(Written request): Skip the pictures. Transcribe the rest of the data below without changing a word.

(Task inputs):

****************************************

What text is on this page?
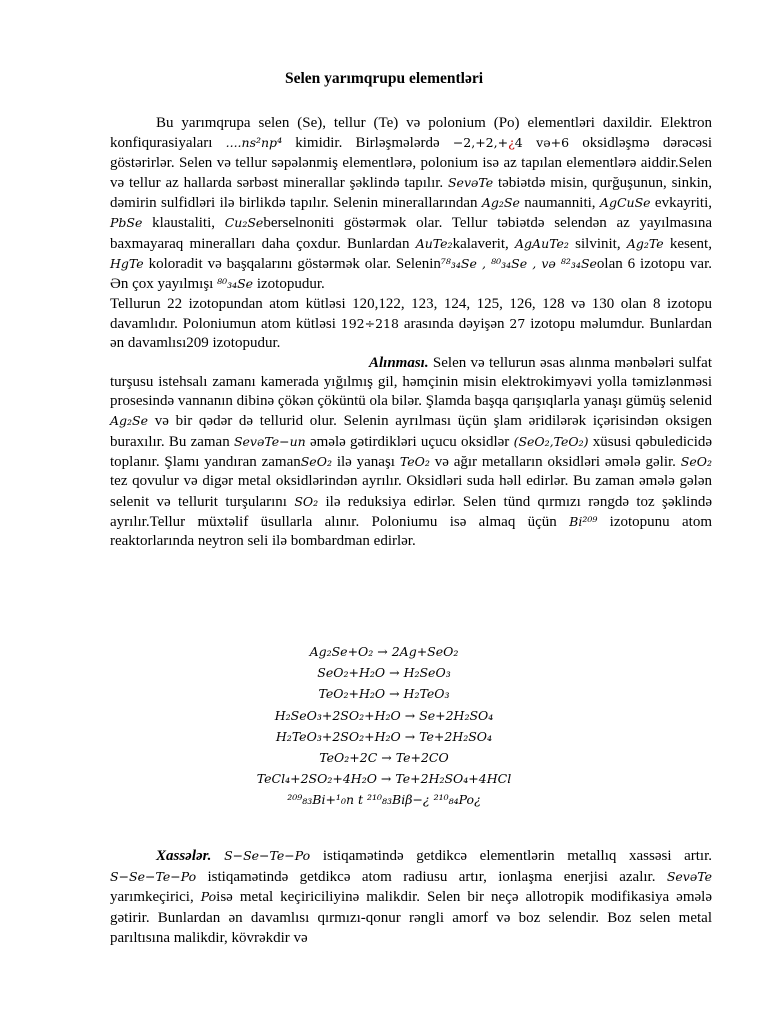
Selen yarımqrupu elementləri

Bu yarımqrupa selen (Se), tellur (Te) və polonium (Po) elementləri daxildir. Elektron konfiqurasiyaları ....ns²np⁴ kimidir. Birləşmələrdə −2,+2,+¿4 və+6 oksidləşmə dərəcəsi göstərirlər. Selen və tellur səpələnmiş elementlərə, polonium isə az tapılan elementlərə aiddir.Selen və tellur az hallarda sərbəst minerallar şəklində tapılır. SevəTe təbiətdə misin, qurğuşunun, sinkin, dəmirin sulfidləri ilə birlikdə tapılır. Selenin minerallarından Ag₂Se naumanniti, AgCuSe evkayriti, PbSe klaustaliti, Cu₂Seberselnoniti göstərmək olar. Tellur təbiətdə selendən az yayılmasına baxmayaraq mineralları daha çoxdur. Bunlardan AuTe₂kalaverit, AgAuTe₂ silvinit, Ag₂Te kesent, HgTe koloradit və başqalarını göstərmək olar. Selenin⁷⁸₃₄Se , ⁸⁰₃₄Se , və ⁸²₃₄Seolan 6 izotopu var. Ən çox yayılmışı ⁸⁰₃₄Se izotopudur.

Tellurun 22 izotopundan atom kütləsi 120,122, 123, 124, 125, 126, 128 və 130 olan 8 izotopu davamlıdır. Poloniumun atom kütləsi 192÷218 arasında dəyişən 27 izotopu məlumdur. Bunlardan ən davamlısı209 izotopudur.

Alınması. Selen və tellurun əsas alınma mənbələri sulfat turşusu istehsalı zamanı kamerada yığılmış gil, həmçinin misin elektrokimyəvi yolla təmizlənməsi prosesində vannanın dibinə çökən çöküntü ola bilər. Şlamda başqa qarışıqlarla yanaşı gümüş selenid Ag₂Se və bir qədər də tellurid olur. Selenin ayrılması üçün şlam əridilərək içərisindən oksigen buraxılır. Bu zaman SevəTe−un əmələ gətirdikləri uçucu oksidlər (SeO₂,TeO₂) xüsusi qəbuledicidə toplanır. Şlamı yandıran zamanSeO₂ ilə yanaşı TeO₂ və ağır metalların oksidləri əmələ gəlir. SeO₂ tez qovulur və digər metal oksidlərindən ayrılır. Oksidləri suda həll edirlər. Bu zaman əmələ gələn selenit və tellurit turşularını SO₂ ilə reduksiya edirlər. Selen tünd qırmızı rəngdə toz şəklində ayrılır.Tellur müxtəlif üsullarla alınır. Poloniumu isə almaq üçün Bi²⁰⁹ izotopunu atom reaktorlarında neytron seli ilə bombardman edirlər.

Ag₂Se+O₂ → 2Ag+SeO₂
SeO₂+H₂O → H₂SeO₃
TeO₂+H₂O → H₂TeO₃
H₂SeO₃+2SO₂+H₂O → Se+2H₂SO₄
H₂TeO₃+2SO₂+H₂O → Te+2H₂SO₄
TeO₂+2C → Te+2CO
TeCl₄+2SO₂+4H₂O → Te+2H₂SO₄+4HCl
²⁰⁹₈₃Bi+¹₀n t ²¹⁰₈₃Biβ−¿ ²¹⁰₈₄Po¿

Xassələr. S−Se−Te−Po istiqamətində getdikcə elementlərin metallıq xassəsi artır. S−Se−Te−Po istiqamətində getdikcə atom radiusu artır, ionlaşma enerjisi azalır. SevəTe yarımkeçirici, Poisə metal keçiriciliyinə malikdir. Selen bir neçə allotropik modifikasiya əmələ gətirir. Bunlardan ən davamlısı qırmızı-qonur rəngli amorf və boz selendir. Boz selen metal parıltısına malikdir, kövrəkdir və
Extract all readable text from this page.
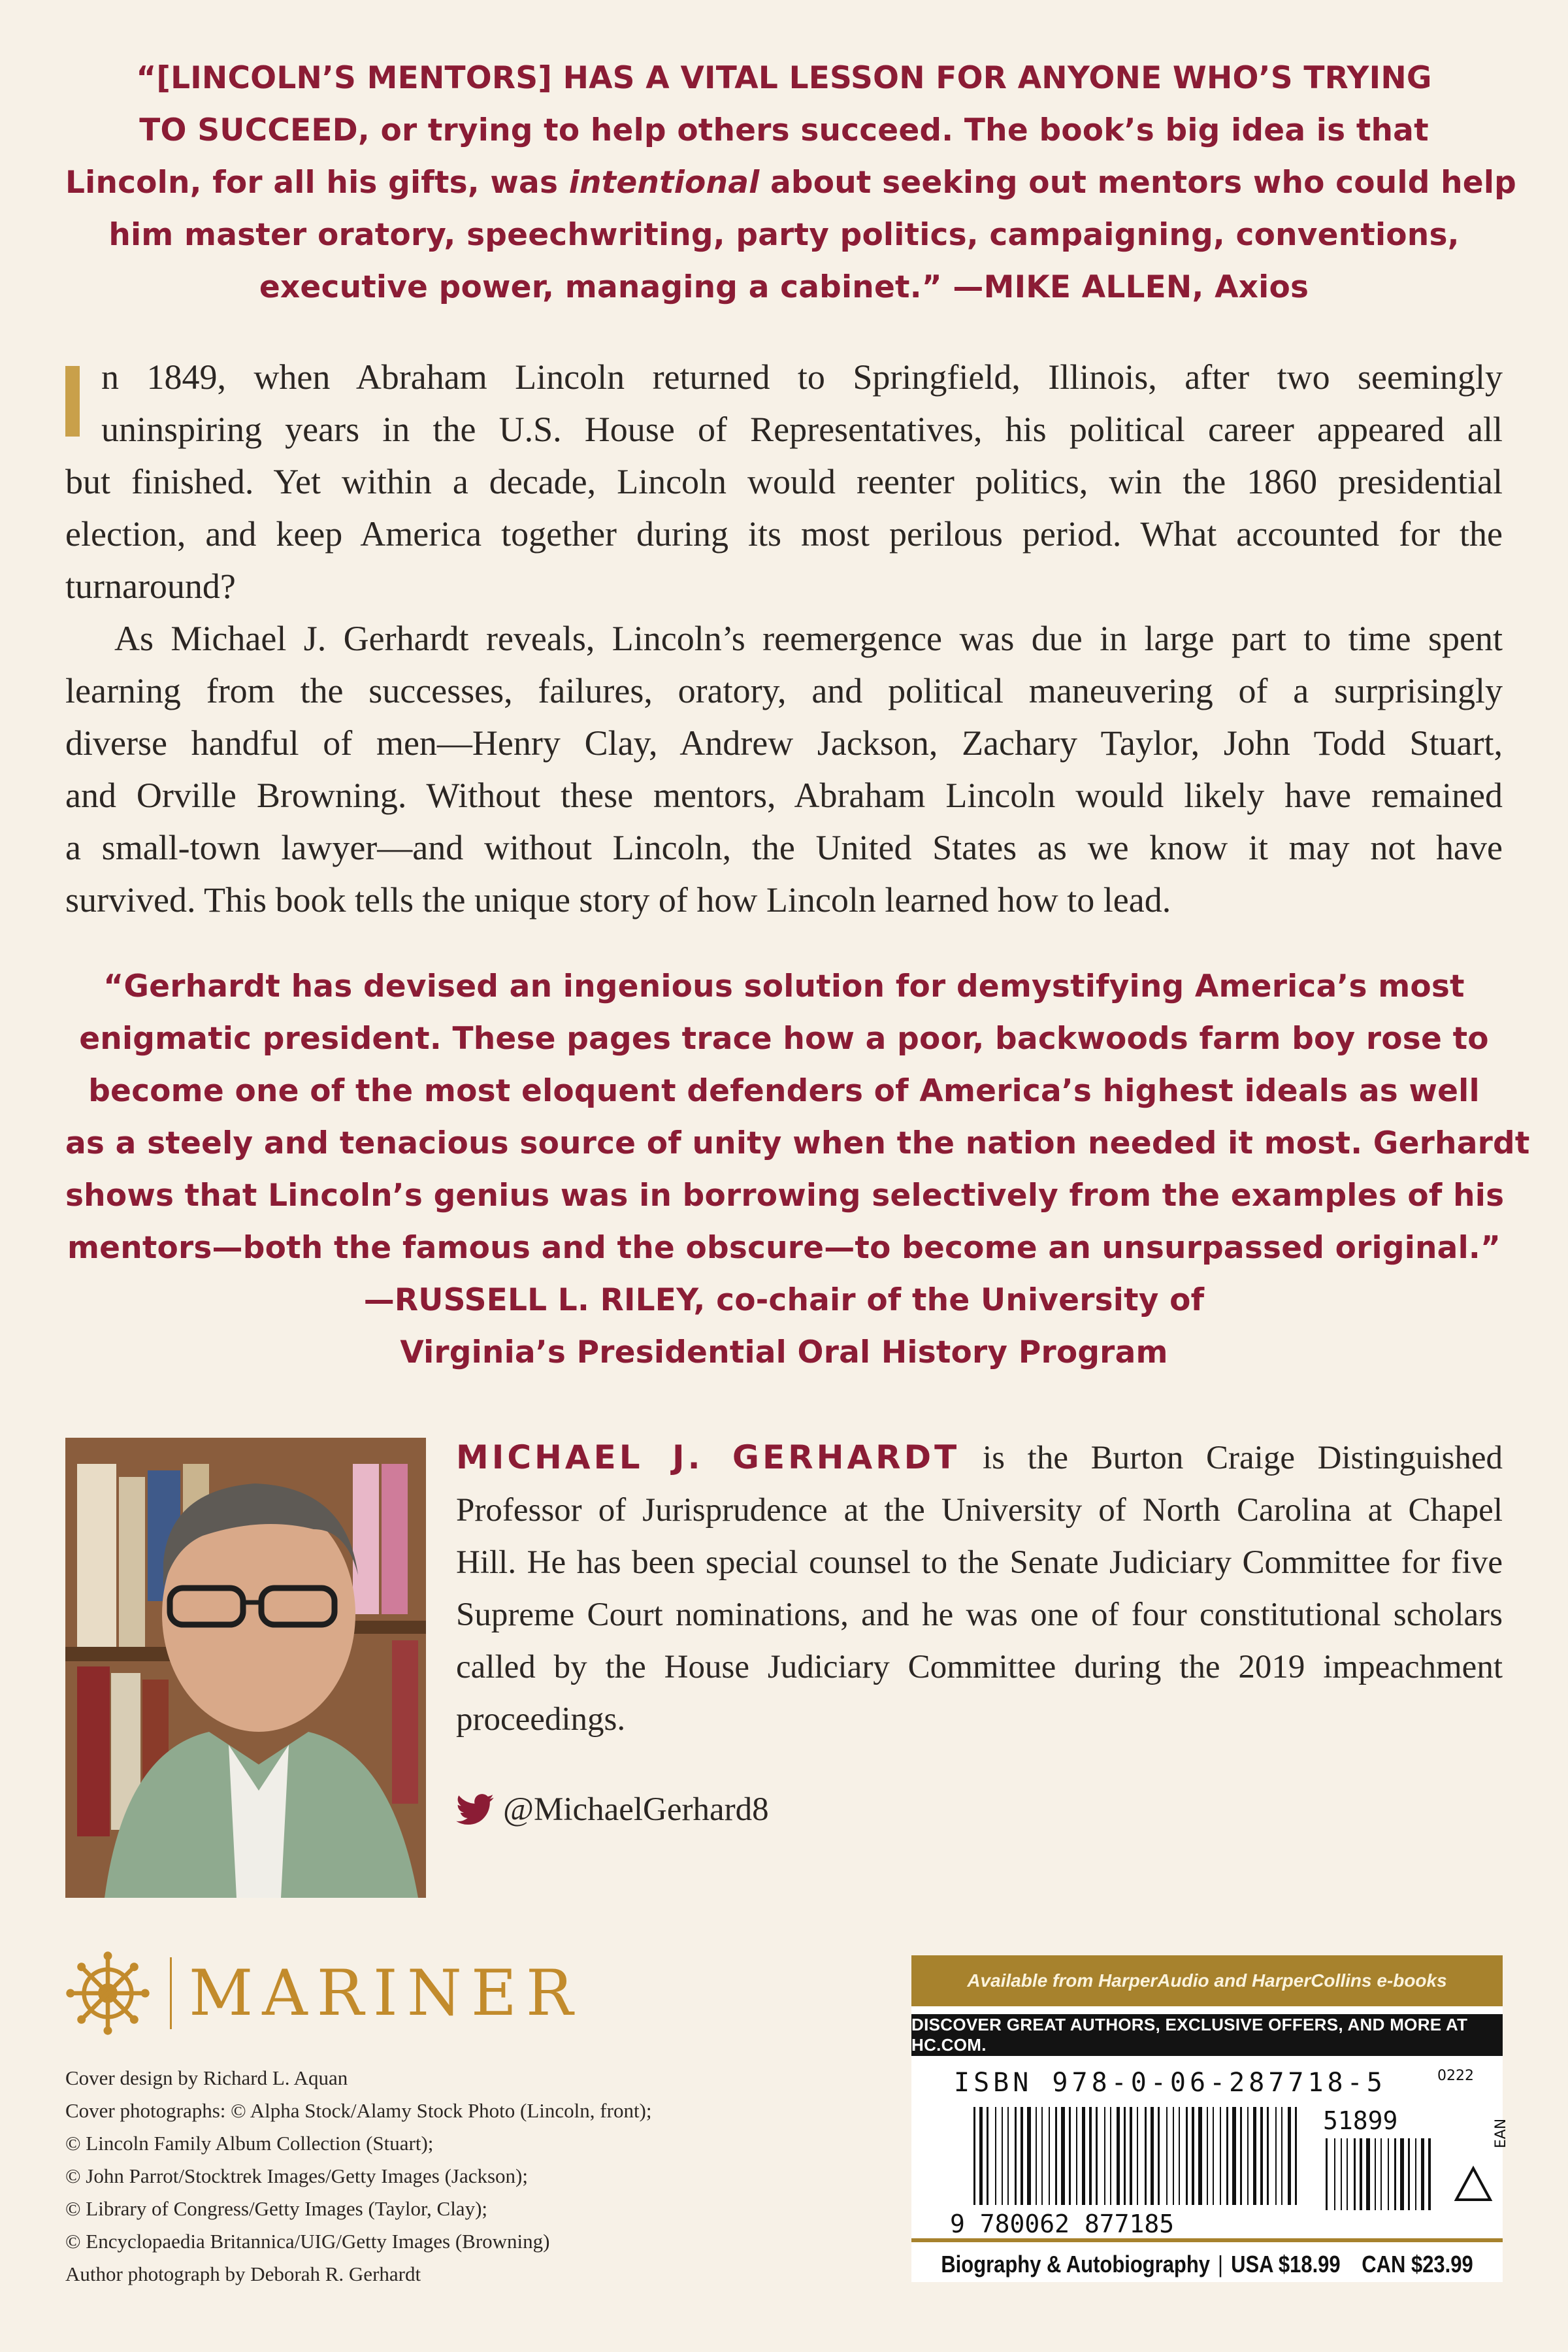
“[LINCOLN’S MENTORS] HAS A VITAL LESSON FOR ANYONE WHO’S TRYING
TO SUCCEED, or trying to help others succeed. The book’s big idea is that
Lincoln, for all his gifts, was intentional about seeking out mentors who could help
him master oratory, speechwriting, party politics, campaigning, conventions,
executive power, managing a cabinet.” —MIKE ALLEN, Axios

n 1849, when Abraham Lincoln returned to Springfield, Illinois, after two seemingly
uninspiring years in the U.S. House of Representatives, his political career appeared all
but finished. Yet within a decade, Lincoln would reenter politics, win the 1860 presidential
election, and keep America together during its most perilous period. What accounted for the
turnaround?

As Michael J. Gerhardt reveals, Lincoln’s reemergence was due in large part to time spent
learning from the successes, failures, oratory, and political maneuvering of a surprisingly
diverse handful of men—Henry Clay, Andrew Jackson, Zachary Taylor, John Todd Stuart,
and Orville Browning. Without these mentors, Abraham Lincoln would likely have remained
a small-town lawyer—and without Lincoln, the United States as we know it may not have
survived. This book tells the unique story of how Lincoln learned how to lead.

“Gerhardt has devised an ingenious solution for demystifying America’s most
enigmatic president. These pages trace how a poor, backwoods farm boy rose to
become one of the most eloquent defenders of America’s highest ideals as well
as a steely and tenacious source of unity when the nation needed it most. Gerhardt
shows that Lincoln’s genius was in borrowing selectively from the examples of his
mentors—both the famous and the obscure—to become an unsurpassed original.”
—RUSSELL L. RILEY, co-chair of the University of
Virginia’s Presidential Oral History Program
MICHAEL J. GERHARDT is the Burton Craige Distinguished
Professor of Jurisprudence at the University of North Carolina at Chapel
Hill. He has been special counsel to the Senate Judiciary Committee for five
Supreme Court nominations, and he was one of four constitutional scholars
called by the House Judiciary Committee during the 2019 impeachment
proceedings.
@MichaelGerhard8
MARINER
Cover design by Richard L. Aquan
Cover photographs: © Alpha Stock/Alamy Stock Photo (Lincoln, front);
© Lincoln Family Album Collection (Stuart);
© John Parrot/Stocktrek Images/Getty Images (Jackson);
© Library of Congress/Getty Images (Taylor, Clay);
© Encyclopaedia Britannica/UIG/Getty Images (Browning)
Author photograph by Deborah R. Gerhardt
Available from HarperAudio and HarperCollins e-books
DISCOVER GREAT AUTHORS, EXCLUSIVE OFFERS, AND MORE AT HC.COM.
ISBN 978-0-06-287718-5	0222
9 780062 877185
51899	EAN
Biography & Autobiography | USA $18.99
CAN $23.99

****************************************

(Reply to the exercise):
What text is on this page?
Selen yarımqrupu elementləri

Bu yarımqrupa selen (Se), tellur (Te) və polonium (Po) elementləri daxildir. Elektron konfiqurasiyaları ....ns²np⁴ kimidir. Birləşmələrdə −2,+2,+¿4 və+6 oksidləşmə dərəcəsi göstərirlər. Selen və tellur səpələnmiş elementlərə, polonium isə az tapılan elementlərə aiddir.Selen və tellur az hallarda sərbəst minerallar şəklində tapılır. SevəTe təbiətdə misin, qurğuşunun, sinkin, dəmirin sulfidləri ilə birlikdə tapılır. Selenin minerallarından Ag₂Se naumanniti, AgCuSe evkayriti, PbSe klaustaliti, Cu₂Seberselnoniti göstərmək olar. Tellur təbiətdə selendən az yayılmasına baxmayaraq mineralları daha çoxdur. Bunlardan AuTe₂kalaverit, AgAuTe₂ silvinit, Ag₂Te kesent, HgTe koloradit və başqalarını göstərmək olar. Selenin⁷⁸₃₄Se , ⁸⁰₃₄Se , və ⁸²₃₄Seolan 6 izotopu var. Ən çox yayılmışı ⁸⁰₃₄Se izotopudur.

Tellurun 22 izotopundan atom kütləsi 120,122, 123, 124, 125, 126, 128 və 130 olan 8 izotopu davamlıdır. Poloniumun atom kütləsi 192÷218 arasında dəyişən 27 izotopu məlumdur. Bunlardan ən davamlısı209 izotopudur.

Alınması. Selen və tellurun əsas alınma mənbələri sulfat turşusu istehsalı zamanı kamerada yığılmış gil, həmçinin misin elektrokimyəvi yolla təmizlənməsi prosesində vannanın dibinə çökən çöküntü ola bilər. Şlamda başqa qarışıqlarla yanaşı gümüş selenid Ag₂Se və bir qədər də tellurid olur. Selenin ayrılması üçün şlam əridilərək içərisindən oksigen buraxılır. Bu zaman SevəTe−un əmələ gətirdikləri uçucu oksidlər (SeO₂,TeO₂) xüsusi qəbuledicidə toplanır. Şlamı yandıran zamanSeO₂ ilə yanaşı TeO₂ və ağır metalların oksidləri əmələ gəlir. SeO₂ tez qovulur və digər metal oksidlərindən ayrılır. Oksidləri suda həll edirlər. Bu zaman əmələ gələn selenit və tellurit turşularını SO₂ ilə reduksiya edirlər. Selen tünd qırmızı rəngdə toz şəklində ayrılır.Tellur müxtəlif üsullarla alınır. Poloniumu isə almaq üçün Bi²⁰⁹ izotopunu atom reaktorlarında neytron seli ilə bombardman edirlər.

Ag₂Se+O₂ → 2Ag+SeO₂
SeO₂+H₂O → H₂SeO₃
TeO₂+H₂O → H₂TeO₃
H₂SeO₃+2SO₂+H₂O → Se+2H₂SO₄
H₂TeO₃+2SO₂+H₂O → Te+2H₂SO₄
TeO₂+2C → Te+2CO
TeCl₄+2SO₂+4H₂O → Te+2H₂SO₄+4HCl
²⁰⁹₈₃Bi+¹₀n t ²¹⁰₈₃Biβ−¿ ²¹⁰₈₄Po¿

Xassələr. S−Se−Te−Po istiqamətində getdikcə elementlərin metallıq xassəsi artır. S−Se−Te−Po istiqamətində getdikcə atom radiusu artır, ionlaşma enerjisi azalır. SevəTe yarımkeçirici, Poisə metal keçiriciliyinə malikdir. Selen bir neçə allotropik modifikasiya əmələ gətirir. Bunlardan ən davamlısı qırmızı-qonur rəngli amorf və boz selendir. Boz selen metal parıltısına malikdir, kövrəkdir və
Extract all readable text from this page.
“[LINCOLN’S MENTORS] HAS A VITAL LESSON FOR ANYONE WHO’S TRYING
TO SUCCEED, or trying to help others succeed. The book’s big idea is that
Lincoln, for all his gifts, was intentional about seeking out mentors who could help
him master oratory, speechwriting, party politics, campaigning, conventions,
executive power, managing a cabinet.” —MIKE ALLEN, Axios

n 1849, when Abraham Lincoln returned to Springfield, Illinois, after two seemingly
uninspiring years in the U.S. House of Representatives, his political career appeared all
but finished. Yet within a decade, Lincoln would reenter politics, win the 1860 presidential
election, and keep America together during its most perilous period. What accounted for the
turnaround?

As Michael J. Gerhardt reveals, Lincoln’s reemergence was due in large part to time spent
learning from the successes, failures, oratory, and political maneuvering of a surprisingly
diverse handful of men—Henry Clay, Andrew Jackson, Zachary Taylor, John Todd Stuart,
and Orville Browning. Without these mentors, Abraham Lincoln would likely have remained
a small-town lawyer—and without Lincoln, the United States as we know it may not have
survived. This book tells the unique story of how Lincoln learned how to lead.

“Gerhardt has devised an ingenious solution for demystifying America’s most
enigmatic president. These pages trace how a poor, backwoods farm boy rose to
become one of the most eloquent defenders of America’s highest ideals as well
as a steely and tenacious source of unity when the nation needed it most. Gerhardt
shows that Lincoln’s genius was in borrowing selectively from the examples of his
mentors—both the famous and the obscure—to become an unsurpassed original.”
—RUSSELL L. RILEY, co-chair of the University of
Virginia’s Presidential Oral History Program
MICHAEL J. GERHARDT is the Burton Craige Distinguished
Professor of Jurisprudence at the University of North Carolina at Chapel
Hill. He has been special counsel to the Senate Judiciary Committee for five
Supreme Court nominations, and he was one of four constitutional scholars
called by the House Judiciary Committee during the 2019 impeachment
proceedings.
@MichaelGerhard8
MARINER
Cover design by Richard L. Aquan
Cover photographs: © Alpha Stock/Alamy Stock Photo (Lincoln, front);
© Lincoln Family Album Collection (Stuart);
© John Parrot/Stocktrek Images/Getty Images (Jackson);
© Library of Congress/Getty Images (Taylor, Clay);
© Encyclopaedia Britannica/UIG/Getty Images (Browning)
Author photograph by Deborah R. Gerhardt
Available from HarperAudio and HarperCollins e-books
DISCOVER GREAT AUTHORS, EXCLUSIVE OFFERS, AND MORE AT HC.COM.
ISBN 978-0-06-287718-5	0222
9 780062 877185
51899	EAN
Biography & Autobiography | USA $18.99
CAN $23.99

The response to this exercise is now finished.